Objective =
Reproduce every one of the rows below word for word, leaving the pictures out of your answer.

— start —

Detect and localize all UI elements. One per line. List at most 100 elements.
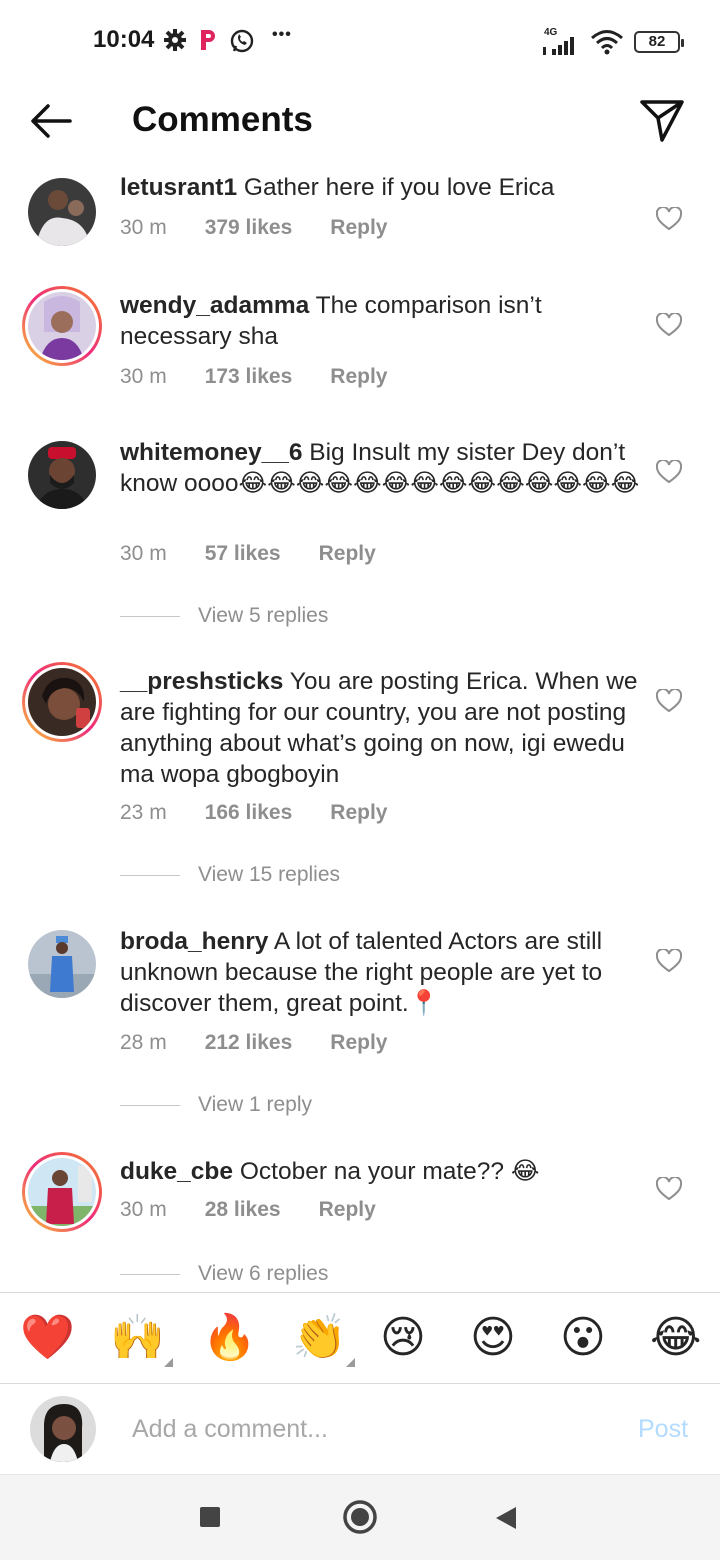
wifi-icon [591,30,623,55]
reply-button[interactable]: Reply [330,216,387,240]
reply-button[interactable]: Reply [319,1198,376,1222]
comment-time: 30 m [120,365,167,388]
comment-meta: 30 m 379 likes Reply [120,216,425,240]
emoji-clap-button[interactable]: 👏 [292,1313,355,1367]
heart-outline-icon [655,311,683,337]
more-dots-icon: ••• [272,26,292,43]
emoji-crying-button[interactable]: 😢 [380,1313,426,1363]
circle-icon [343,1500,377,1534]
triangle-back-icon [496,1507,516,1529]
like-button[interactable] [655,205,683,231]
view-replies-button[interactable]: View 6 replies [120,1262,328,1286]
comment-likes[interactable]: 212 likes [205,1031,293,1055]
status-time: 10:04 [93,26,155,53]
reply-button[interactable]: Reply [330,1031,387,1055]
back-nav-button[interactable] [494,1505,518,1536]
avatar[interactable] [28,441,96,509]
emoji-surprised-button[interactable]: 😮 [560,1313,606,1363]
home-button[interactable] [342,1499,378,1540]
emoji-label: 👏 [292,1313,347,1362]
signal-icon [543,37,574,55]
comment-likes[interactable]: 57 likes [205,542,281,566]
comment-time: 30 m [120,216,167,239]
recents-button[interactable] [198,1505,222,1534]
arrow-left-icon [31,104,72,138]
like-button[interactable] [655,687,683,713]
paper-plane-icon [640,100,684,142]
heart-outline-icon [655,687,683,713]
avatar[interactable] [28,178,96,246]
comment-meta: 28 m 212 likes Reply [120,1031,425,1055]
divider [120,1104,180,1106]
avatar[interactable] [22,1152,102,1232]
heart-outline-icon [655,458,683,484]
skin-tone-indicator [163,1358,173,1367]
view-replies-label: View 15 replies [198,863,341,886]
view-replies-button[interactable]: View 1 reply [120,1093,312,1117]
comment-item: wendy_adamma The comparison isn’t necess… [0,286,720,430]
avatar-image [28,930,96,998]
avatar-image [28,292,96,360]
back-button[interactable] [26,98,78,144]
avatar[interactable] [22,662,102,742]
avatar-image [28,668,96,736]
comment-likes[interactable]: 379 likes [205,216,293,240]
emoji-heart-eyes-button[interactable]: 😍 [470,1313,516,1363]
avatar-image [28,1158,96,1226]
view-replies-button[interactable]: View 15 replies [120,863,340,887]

— end —

Final result =
Detect and localize all UI elements. One per line. List at most 100 elements.
wifi-icon [591,30,623,55]
reply-button[interactable]: Reply [330,216,387,240]
reply-button[interactable]: Reply [319,1198,376,1222]
comment-time: 30 m [120,365,167,388]
comment-meta: 30 m 379 likes Reply [120,216,425,240]
emoji-clap-button[interactable]: 👏 [292,1313,355,1367]
heart-outline-icon [655,311,683,337]
more-dots-icon: ••• [272,26,292,43]
emoji-crying-button[interactable]: 😢 [380,1313,426,1363]
circle-icon [343,1500,377,1534]
triangle-back-icon [496,1507,516,1529]
like-button[interactable] [655,205,683,231]
view-replies-button[interactable]: View 6 replies [120,1262,328,1286]
comment-likes[interactable]: 212 likes [205,1031,293,1055]
status-time: 10:04 [93,26,155,53]
reply-button[interactable]: Reply [330,1031,387,1055]
back-nav-button[interactable] [494,1505,518,1536]
avatar[interactable] [28,441,96,509]
emoji-surprised-button[interactable]: 😮 [560,1313,606,1363]
home-button[interactable] [342,1499,378,1540]
emoji-label: 👏 [292,1313,347,1362]
signal-icon [543,37,574,55]
comment-likes[interactable]: 57 likes [205,542,281,566]
comment-time: 30 m [120,216,167,239]
recents-button[interactable] [198,1505,222,1534]
arrow-left-icon [31,104,72,138]
like-button[interactable] [655,687,683,713]
paper-plane-icon [640,100,684,142]
heart-outline-icon [655,687,683,713]
avatar[interactable] [28,178,96,246]
comment-meta: 28 m 212 likes Reply [120,1031,425,1055]
divider [120,1104,180,1106]
avatar[interactable] [22,1152,102,1232]
heart-outline-icon [655,458,683,484]
skin-tone-indicator [163,1358,173,1367]
view-replies-label: View 15 replies [198,863,341,886]
view-replies-button[interactable]: View 1 reply [120,1093,312,1117]
comment-item: wendy_adamma The comparison isn’t necess… [0,286,720,430]
avatar-image [28,930,96,998]
avatar-image [28,292,96,360]
back-button[interactable] [26,98,78,144]
avatar[interactable] [22,662,102,742]
avatar-image [28,668,96,736]
comment-likes[interactable]: 379 likes [205,216,293,240]
emoji-heart-eyes-button[interactable]: 😍 [470,1313,516,1363]
avatar-image [28,1158,96,1226]
view-replies-button[interactable]: View 15 replies [120,863,340,887]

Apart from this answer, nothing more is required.